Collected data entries
========
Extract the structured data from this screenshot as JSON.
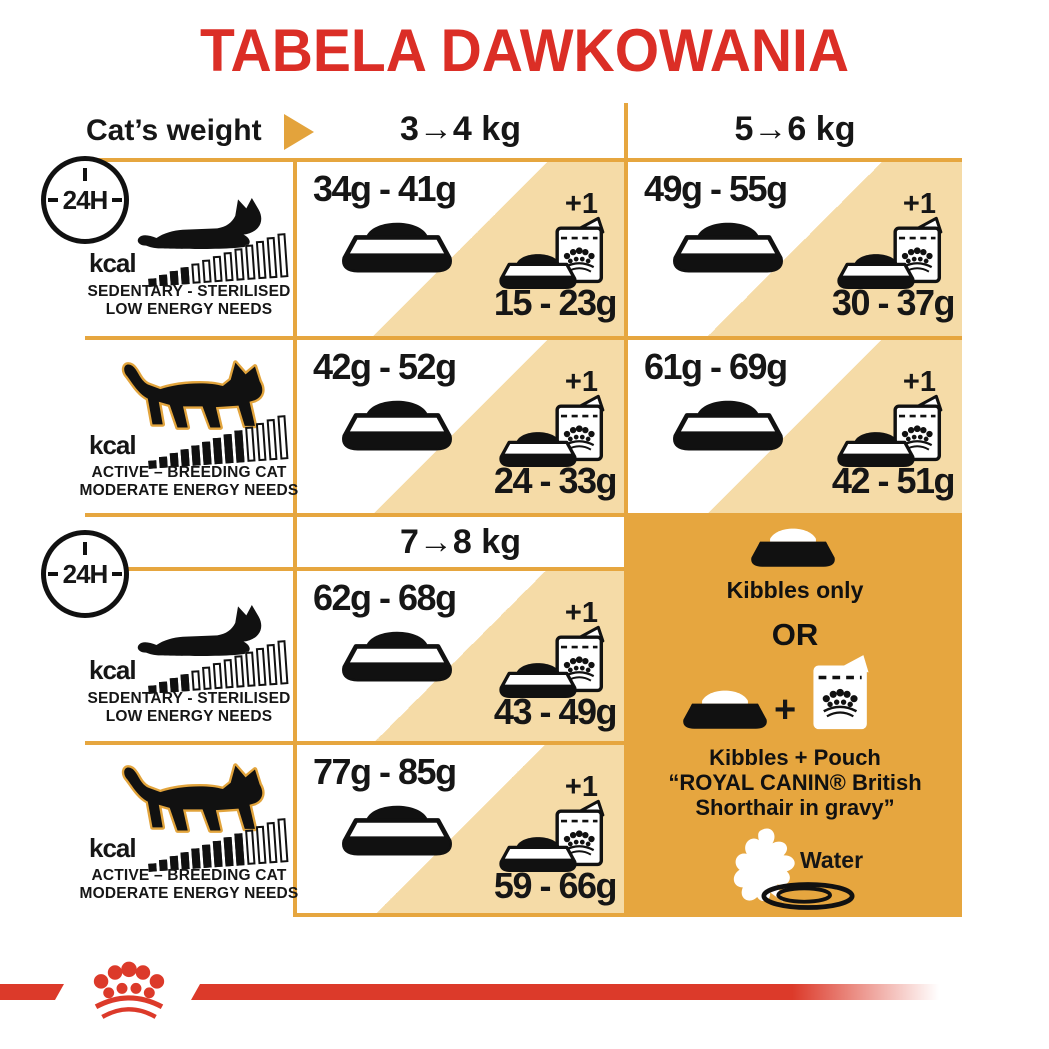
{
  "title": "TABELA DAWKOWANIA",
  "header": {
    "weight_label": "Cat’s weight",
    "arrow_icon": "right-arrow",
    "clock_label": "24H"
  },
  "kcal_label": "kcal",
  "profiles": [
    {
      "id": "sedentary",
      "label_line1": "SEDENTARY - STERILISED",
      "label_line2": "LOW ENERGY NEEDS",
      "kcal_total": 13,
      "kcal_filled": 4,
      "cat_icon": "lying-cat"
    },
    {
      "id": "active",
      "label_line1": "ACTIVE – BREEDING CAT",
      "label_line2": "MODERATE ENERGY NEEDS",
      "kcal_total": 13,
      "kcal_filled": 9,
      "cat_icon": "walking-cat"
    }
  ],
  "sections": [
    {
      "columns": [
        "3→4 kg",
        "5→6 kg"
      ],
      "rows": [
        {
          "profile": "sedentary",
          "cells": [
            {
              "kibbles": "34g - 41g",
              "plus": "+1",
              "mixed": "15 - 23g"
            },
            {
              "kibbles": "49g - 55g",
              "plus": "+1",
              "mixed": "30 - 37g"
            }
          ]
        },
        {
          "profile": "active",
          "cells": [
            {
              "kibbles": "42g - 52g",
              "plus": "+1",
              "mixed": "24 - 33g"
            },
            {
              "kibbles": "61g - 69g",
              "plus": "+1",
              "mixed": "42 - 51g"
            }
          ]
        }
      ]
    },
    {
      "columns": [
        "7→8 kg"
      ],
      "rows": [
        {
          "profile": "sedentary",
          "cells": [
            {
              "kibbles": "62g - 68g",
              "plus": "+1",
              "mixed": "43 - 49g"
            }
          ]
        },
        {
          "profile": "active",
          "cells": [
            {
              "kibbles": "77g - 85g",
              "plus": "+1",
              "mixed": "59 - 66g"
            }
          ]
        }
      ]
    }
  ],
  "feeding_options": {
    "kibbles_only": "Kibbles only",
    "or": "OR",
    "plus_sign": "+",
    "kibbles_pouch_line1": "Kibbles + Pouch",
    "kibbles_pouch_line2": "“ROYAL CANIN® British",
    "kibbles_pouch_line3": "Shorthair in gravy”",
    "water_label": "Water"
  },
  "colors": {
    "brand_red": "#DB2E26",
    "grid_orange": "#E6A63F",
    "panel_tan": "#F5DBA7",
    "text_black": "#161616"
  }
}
========
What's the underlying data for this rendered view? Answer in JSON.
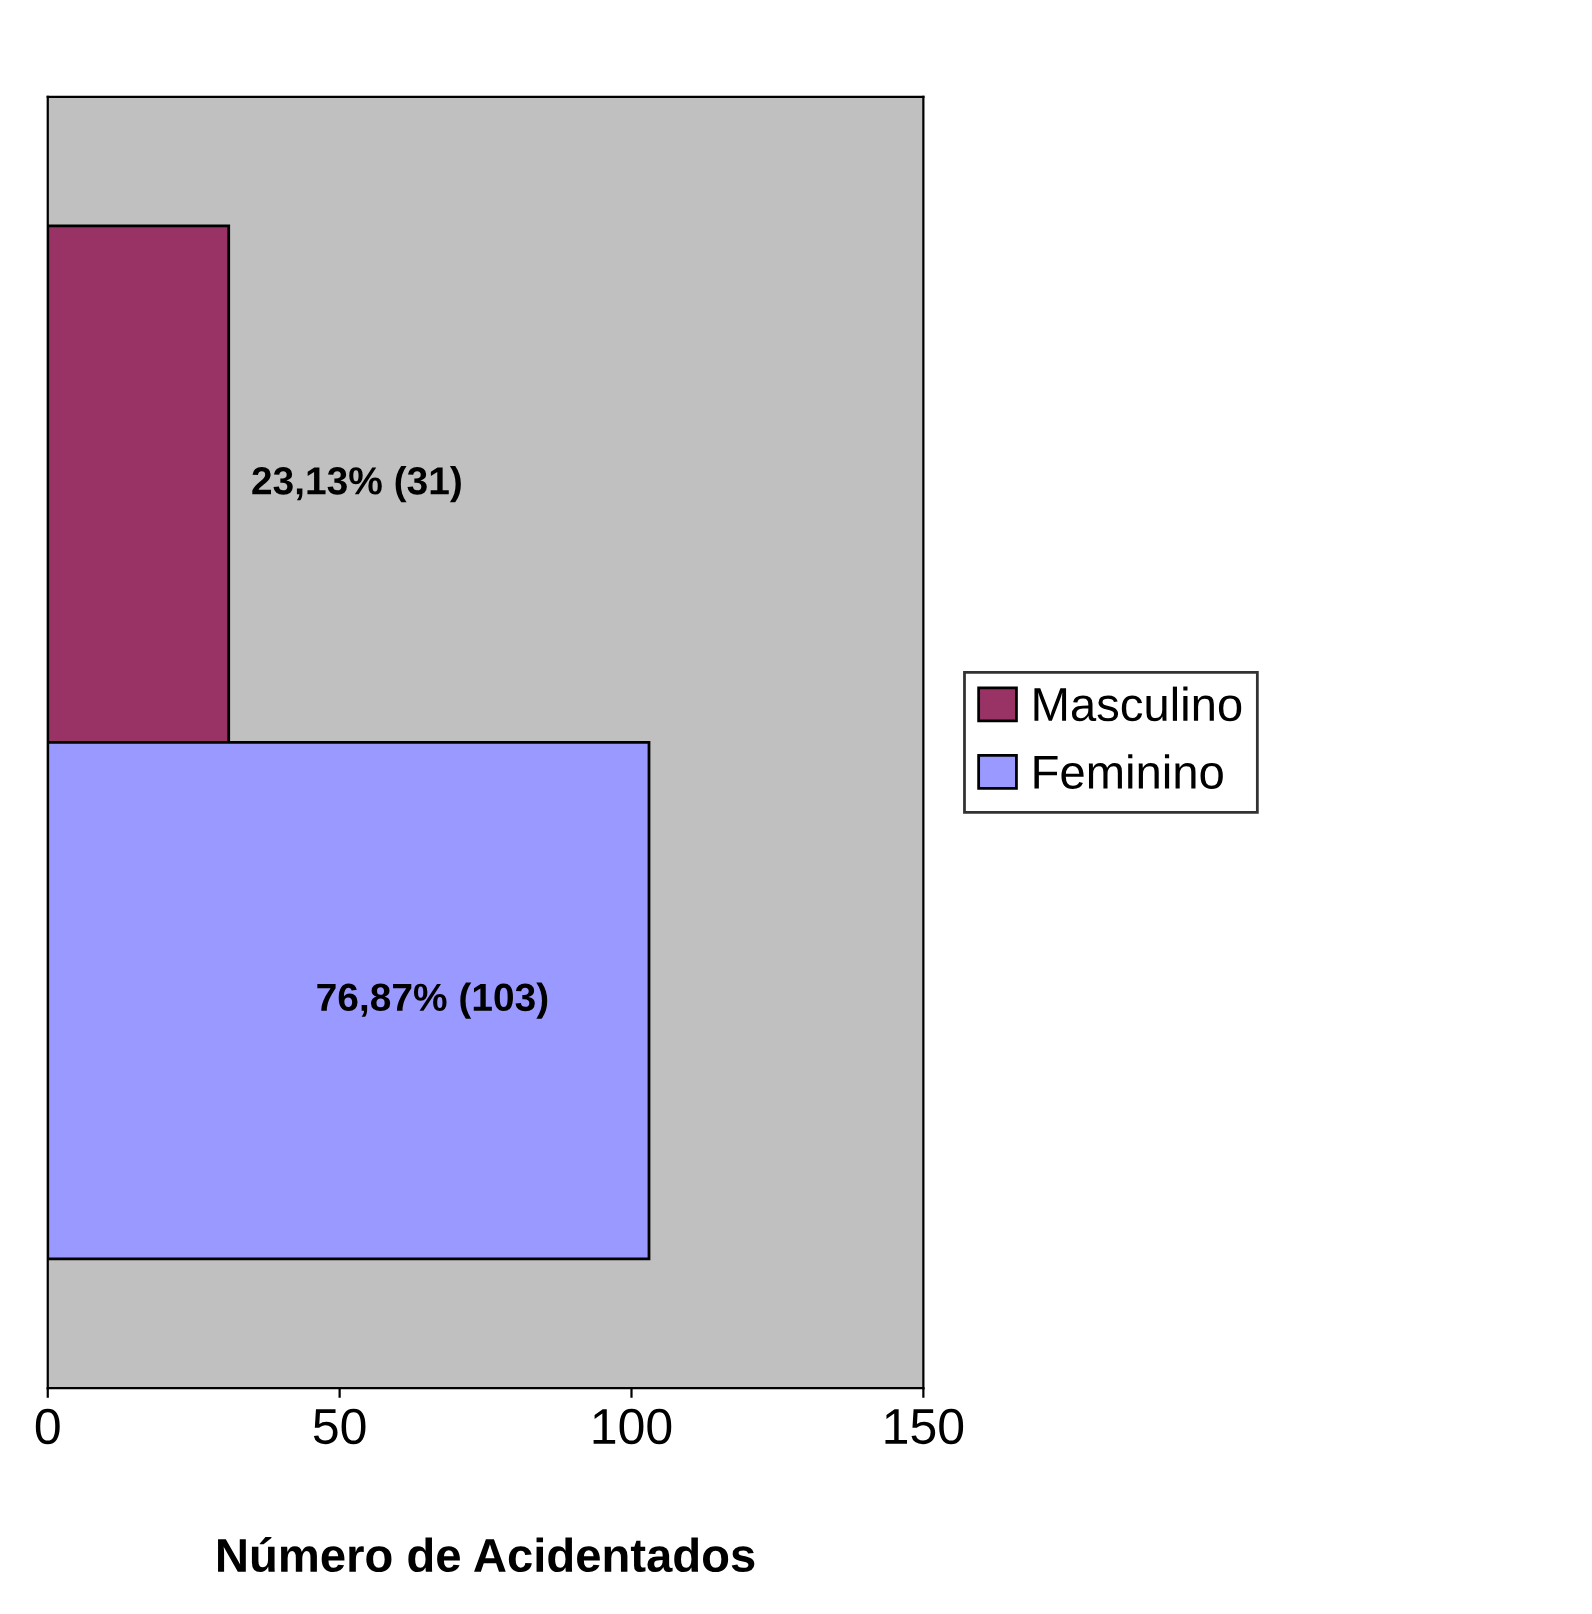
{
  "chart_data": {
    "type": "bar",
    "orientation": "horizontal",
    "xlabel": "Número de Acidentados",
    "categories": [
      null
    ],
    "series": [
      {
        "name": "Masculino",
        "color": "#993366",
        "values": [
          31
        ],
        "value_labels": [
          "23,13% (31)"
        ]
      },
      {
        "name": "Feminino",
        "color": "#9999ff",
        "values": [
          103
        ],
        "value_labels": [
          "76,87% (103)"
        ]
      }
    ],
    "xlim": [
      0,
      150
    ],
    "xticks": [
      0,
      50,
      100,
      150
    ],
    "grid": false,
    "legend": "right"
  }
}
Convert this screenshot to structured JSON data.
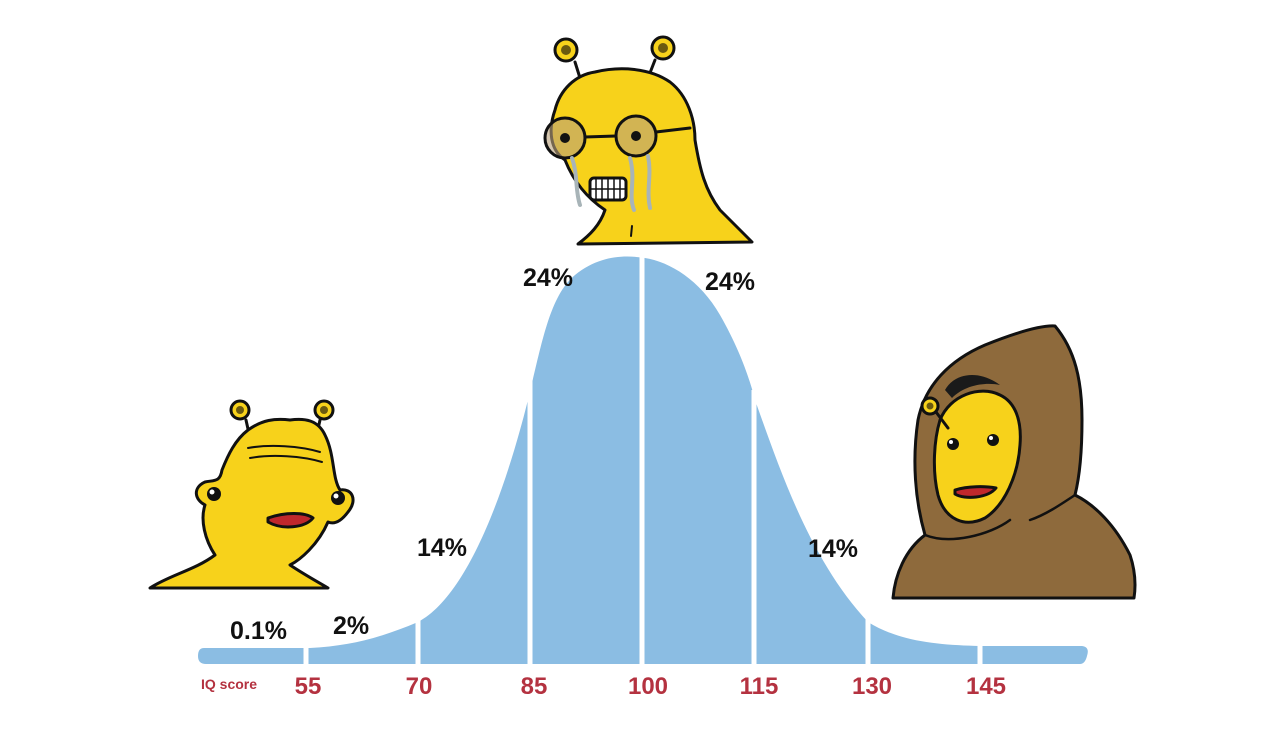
========
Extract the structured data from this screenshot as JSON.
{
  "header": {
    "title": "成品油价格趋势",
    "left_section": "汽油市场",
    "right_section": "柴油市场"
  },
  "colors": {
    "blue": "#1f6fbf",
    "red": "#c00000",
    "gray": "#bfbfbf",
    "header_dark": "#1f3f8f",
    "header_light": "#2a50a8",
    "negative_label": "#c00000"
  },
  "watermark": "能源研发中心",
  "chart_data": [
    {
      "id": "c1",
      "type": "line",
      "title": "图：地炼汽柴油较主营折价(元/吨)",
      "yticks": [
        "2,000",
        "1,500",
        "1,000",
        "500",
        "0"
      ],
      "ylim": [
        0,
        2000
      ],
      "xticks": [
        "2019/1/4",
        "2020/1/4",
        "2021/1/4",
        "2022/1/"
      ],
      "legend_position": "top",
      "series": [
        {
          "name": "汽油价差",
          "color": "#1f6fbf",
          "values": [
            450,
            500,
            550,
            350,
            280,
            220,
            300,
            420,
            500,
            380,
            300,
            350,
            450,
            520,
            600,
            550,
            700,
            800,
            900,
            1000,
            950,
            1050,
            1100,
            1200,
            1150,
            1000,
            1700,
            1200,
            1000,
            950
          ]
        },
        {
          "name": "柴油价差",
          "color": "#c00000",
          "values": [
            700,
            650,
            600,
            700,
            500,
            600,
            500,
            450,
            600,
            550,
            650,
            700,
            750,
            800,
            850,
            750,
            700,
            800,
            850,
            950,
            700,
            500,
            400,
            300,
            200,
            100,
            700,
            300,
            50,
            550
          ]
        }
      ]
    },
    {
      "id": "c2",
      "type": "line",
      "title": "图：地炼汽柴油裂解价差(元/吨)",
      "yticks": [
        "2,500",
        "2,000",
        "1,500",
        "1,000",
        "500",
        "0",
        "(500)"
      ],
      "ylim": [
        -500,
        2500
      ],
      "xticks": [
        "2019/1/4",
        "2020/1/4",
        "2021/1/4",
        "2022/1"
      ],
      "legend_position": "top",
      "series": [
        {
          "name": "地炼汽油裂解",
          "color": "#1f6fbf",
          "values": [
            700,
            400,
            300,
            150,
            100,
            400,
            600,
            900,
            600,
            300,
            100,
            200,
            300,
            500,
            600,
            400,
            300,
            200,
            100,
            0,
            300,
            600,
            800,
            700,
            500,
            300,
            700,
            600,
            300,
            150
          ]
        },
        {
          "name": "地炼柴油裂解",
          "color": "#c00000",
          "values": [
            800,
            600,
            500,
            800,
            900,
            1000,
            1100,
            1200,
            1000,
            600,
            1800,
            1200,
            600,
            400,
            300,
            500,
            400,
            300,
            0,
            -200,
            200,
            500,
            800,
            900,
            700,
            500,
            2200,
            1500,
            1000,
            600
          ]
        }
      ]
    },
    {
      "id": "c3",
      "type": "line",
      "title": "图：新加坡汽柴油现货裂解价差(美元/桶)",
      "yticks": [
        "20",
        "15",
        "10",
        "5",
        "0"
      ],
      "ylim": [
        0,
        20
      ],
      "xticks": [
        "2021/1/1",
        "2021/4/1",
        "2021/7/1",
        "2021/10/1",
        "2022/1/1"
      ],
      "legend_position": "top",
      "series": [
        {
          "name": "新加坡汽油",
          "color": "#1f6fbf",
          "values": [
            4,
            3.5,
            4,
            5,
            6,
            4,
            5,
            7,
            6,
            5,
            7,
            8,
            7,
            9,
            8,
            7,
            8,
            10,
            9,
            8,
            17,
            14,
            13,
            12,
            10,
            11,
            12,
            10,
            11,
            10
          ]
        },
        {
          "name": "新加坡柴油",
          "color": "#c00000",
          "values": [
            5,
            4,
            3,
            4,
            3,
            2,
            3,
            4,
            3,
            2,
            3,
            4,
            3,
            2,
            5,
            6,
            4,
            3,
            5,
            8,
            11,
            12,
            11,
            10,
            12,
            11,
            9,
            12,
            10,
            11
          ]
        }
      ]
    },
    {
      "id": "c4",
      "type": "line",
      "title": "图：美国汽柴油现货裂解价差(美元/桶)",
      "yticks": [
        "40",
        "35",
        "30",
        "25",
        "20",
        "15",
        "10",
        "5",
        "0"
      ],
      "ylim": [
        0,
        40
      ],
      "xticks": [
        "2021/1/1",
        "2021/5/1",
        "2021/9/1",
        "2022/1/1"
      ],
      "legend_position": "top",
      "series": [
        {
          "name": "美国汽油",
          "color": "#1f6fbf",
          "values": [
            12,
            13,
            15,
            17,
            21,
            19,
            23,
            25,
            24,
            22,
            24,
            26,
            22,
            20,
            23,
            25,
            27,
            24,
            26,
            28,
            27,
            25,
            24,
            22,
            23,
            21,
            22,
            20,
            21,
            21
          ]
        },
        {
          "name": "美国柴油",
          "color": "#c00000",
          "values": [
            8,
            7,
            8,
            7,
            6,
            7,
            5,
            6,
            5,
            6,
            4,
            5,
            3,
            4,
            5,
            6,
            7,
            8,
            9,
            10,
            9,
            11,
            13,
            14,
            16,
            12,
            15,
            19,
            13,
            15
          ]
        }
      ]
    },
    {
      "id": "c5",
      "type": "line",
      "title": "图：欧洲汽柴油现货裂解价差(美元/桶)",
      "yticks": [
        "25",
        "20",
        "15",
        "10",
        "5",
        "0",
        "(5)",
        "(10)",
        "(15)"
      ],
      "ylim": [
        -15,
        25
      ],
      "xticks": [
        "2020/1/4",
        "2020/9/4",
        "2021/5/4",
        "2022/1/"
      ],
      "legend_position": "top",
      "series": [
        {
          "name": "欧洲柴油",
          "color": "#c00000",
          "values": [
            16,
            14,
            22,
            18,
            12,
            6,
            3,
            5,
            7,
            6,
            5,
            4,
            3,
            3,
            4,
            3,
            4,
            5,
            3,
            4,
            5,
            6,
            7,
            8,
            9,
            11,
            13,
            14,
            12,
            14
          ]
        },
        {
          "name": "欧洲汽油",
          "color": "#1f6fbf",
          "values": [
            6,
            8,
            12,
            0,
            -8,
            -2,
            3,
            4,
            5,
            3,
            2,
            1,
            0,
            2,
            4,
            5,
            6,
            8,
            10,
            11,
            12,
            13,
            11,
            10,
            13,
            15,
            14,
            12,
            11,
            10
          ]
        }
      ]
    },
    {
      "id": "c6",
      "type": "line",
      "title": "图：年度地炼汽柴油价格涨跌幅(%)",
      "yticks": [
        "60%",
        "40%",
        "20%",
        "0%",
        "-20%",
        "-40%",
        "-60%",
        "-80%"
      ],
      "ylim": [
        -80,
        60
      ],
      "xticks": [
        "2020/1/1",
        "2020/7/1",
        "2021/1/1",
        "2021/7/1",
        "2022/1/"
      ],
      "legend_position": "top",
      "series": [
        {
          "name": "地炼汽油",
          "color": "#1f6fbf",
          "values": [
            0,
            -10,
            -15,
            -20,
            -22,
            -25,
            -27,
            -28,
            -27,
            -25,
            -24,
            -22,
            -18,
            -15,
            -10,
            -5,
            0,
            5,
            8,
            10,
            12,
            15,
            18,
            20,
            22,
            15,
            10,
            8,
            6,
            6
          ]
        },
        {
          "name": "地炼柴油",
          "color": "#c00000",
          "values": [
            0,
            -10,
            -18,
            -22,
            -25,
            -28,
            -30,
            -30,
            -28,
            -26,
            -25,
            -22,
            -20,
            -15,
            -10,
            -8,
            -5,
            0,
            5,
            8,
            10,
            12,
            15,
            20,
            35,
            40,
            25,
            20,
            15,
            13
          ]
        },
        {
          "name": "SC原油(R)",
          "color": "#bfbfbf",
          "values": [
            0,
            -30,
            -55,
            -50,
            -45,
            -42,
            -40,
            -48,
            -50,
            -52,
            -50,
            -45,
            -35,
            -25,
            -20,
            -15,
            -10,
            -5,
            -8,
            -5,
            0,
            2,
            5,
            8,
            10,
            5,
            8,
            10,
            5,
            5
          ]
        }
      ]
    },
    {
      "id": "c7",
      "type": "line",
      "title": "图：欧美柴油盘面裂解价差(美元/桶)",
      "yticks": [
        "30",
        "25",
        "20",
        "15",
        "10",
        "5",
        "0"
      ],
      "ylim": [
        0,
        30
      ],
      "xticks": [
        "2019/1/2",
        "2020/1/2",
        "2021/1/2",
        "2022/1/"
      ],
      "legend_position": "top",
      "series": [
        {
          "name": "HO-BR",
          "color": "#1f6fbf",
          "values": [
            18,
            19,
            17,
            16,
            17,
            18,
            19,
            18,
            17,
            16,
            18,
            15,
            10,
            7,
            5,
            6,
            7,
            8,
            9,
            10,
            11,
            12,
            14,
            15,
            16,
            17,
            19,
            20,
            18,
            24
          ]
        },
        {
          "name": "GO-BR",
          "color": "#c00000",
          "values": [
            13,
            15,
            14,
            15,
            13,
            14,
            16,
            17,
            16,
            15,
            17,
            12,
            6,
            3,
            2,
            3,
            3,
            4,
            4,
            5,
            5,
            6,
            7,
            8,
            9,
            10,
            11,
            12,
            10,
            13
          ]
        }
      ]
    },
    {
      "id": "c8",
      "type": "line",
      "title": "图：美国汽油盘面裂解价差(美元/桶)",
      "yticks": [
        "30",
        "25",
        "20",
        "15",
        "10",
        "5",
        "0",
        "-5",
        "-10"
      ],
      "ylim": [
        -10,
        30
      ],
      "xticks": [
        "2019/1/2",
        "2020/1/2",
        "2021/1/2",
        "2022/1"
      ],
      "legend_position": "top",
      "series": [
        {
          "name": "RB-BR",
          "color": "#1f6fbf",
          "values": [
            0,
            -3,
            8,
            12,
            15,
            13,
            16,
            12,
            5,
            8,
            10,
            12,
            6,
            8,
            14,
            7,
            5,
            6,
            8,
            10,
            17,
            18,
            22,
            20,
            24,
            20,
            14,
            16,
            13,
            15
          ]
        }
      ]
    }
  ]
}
========
* Goal *
Drop the images and output only the lines from the one that contains "What's the underlying" to the one that contains "Convert this screenshot", both included.

* Complete response *
What's the underlying data for this rendered view? Answer in JSON.
{
  "chart_data": {
    "type": "bar",
    "orientation": "horizontal",
    "xlabel": "Número de Acidentados",
    "categories": [
      null
    ],
    "series": [
      {
        "name": "Masculino",
        "color": "#993366",
        "values": [
          31
        ],
        "value_labels": [
          "23,13% (31)"
        ]
      },
      {
        "name": "Feminino",
        "color": "#9999ff",
        "values": [
          103
        ],
        "value_labels": [
          "76,87% (103)"
        ]
      }
    ],
    "xlim": [
      0,
      150
    ],
    "xticks": [
      0,
      50,
      100,
      150
    ],
    "grid": false,
    "legend": "right"
  }
}
Convert this screenshot to structured JSON data.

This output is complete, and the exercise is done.